■ **Work instruction**: Copy each line in the data below that contains the word "mean".

Start of Block

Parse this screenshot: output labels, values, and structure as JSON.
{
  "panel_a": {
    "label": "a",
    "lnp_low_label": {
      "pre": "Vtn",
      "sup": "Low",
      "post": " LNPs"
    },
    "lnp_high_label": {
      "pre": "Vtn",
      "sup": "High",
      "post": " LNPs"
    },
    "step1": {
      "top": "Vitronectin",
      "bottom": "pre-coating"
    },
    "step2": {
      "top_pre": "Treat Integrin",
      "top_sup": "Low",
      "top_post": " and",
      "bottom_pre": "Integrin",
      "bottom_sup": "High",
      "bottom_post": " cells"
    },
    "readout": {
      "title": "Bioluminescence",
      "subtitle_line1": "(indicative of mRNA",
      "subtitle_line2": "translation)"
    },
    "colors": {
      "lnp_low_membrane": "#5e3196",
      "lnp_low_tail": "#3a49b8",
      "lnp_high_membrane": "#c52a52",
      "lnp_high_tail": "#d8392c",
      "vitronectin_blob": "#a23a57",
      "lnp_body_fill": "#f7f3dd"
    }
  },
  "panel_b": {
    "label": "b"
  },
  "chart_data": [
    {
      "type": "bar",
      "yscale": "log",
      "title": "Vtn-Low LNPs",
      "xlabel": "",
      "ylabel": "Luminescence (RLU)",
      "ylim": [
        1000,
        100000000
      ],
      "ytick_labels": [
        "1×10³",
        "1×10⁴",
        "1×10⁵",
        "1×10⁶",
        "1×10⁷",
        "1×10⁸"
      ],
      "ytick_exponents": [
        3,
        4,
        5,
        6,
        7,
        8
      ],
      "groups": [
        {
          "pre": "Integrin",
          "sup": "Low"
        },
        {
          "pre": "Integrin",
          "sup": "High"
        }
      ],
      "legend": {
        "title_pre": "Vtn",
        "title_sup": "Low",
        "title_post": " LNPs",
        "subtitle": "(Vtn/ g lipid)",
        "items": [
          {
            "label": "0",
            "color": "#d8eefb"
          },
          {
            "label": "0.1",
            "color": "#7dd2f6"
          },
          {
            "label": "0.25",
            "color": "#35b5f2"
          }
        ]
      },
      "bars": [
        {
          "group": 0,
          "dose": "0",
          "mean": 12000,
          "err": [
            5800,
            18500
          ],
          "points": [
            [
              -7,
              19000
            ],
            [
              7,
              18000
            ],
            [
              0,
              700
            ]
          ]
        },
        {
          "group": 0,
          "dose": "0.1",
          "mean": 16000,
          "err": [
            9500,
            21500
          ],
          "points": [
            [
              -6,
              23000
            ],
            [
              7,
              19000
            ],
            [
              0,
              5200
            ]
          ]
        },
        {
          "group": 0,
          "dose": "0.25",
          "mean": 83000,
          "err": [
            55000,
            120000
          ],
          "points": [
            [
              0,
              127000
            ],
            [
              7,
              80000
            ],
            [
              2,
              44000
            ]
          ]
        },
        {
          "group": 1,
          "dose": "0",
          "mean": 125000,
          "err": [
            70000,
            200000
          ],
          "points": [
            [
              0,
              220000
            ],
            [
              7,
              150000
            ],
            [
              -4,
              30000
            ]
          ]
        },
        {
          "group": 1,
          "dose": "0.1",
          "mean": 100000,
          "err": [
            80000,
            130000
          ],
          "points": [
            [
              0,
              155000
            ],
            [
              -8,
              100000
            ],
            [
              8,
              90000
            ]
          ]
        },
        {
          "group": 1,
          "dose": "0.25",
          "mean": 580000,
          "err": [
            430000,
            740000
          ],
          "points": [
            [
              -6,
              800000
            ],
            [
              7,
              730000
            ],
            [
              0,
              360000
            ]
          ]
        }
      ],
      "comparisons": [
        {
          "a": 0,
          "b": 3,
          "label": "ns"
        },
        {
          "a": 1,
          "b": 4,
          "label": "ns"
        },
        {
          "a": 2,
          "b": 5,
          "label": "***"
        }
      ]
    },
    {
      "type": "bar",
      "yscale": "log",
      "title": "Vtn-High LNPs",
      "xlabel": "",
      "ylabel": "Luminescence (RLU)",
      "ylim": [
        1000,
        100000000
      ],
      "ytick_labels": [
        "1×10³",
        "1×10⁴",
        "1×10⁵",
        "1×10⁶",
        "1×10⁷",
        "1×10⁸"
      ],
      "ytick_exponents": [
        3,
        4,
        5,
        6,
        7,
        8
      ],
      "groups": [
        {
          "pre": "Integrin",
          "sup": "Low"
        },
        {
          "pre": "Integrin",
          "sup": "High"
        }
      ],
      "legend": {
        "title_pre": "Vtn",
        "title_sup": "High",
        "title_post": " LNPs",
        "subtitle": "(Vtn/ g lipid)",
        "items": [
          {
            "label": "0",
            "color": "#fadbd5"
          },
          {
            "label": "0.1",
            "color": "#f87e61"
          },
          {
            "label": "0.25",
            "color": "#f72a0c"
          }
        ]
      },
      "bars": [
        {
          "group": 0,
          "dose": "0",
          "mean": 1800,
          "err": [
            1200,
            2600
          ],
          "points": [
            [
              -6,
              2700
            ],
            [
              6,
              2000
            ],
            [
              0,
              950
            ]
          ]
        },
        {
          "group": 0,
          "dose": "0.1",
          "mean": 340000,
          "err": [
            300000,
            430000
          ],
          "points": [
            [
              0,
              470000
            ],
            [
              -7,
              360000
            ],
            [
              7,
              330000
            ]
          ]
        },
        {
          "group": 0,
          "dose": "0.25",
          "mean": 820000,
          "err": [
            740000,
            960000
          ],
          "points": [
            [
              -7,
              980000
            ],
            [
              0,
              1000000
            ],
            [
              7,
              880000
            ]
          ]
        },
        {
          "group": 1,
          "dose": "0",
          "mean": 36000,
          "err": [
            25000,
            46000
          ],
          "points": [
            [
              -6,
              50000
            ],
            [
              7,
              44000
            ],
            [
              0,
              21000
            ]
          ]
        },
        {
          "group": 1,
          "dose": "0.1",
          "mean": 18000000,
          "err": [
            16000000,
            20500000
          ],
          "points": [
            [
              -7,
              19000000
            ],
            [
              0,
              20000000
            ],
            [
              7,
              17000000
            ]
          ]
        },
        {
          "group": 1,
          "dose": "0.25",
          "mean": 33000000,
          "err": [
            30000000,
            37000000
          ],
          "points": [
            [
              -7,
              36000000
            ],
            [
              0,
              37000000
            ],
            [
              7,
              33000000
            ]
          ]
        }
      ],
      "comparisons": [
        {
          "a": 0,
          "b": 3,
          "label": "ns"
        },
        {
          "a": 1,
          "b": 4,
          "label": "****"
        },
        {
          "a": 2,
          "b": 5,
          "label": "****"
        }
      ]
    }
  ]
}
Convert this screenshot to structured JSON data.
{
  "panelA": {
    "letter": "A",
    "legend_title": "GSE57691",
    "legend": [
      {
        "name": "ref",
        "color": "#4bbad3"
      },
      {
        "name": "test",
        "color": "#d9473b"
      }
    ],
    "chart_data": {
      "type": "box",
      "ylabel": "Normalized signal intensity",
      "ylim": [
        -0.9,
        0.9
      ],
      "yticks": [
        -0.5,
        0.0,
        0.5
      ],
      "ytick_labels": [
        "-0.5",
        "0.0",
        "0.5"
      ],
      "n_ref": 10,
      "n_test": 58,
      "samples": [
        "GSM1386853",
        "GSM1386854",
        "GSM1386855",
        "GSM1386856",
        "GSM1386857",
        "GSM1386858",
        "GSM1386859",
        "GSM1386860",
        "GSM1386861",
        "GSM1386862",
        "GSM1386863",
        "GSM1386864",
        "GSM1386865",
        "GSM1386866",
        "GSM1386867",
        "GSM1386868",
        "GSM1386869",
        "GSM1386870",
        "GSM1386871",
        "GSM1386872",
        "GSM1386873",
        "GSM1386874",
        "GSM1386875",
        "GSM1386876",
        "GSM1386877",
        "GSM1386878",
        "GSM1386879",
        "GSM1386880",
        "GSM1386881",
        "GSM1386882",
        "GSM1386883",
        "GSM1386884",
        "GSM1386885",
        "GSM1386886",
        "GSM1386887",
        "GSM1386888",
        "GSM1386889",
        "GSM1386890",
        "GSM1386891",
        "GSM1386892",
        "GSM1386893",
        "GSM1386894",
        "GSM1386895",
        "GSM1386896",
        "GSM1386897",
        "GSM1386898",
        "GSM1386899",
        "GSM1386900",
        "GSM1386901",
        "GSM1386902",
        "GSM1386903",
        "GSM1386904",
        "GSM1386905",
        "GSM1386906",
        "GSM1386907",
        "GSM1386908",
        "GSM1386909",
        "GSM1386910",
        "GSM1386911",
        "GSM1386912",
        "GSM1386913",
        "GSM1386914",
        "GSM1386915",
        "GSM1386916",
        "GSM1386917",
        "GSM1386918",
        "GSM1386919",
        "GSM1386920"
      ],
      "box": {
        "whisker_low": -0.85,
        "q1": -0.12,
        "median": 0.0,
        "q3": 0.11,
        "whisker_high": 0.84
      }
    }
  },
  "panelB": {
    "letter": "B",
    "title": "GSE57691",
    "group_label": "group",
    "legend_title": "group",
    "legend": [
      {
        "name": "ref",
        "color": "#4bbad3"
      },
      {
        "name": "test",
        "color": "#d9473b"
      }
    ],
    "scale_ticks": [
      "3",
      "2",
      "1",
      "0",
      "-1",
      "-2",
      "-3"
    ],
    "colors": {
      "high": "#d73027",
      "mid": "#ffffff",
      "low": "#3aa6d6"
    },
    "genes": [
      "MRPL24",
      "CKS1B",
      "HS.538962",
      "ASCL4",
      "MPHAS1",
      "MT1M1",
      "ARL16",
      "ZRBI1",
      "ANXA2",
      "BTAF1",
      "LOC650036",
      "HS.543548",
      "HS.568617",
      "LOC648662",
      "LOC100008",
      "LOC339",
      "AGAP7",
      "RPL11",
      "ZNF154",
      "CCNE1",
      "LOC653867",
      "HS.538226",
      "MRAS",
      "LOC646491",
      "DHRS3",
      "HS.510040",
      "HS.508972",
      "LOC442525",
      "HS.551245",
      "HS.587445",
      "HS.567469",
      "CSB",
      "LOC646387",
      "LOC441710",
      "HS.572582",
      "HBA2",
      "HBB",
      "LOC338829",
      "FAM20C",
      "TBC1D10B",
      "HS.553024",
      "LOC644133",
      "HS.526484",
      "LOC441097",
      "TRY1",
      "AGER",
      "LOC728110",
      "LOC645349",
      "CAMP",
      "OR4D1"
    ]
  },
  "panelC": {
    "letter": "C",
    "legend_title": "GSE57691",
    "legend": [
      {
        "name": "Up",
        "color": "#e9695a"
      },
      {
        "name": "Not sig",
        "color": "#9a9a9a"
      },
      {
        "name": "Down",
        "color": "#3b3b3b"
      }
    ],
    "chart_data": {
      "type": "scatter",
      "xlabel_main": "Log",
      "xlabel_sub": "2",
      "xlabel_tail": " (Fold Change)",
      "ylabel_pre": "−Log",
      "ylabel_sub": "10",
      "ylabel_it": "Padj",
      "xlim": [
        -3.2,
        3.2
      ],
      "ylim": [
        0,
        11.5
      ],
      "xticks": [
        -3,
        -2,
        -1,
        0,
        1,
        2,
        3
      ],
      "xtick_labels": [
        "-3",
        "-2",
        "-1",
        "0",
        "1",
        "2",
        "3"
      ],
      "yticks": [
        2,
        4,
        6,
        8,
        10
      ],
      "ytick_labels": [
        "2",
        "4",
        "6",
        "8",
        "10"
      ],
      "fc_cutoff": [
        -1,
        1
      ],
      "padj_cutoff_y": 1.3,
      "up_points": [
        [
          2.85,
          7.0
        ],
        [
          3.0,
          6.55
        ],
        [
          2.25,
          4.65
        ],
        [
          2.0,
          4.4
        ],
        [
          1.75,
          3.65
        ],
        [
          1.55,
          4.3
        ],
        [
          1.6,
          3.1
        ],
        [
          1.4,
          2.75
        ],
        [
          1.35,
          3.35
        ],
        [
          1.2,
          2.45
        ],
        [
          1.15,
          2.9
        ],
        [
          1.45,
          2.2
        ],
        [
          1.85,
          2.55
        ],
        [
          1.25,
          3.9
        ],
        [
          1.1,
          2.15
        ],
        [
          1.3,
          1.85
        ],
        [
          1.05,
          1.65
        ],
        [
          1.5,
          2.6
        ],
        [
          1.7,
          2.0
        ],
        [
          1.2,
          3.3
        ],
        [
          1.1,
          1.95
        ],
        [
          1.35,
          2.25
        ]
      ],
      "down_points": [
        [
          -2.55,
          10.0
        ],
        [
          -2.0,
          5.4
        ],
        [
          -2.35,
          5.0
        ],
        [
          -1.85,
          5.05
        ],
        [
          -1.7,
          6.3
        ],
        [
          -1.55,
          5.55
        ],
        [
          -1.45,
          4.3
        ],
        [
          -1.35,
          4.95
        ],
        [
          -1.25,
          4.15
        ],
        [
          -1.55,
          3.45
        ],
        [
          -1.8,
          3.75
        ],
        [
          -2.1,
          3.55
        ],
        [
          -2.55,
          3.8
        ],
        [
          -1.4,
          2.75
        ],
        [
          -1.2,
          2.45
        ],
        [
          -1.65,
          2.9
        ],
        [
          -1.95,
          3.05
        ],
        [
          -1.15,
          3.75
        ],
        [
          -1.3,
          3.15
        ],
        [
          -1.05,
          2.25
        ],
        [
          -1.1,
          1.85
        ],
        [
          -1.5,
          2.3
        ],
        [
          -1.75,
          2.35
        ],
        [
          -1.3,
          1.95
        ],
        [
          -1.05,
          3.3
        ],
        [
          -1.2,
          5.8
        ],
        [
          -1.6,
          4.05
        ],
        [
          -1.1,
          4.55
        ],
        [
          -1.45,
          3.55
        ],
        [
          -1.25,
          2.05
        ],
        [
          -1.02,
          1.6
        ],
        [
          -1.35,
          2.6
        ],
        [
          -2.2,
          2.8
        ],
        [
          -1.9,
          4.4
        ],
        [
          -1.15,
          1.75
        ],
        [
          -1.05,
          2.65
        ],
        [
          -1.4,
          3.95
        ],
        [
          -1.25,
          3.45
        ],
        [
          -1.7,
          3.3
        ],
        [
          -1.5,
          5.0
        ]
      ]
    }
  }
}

End of Block

■ **Solved problem**:
          "mean": 12000,
          "mean": 16000,
          "mean": 83000,
          "mean": 125000,
          "mean": 100000,
          "mean": 580000,
          "mean": 1800,
          "mean": 340000,
          "mean": 820000,
          "mean": 36000,
          "mean": 18000000,
          "mean": 33000000,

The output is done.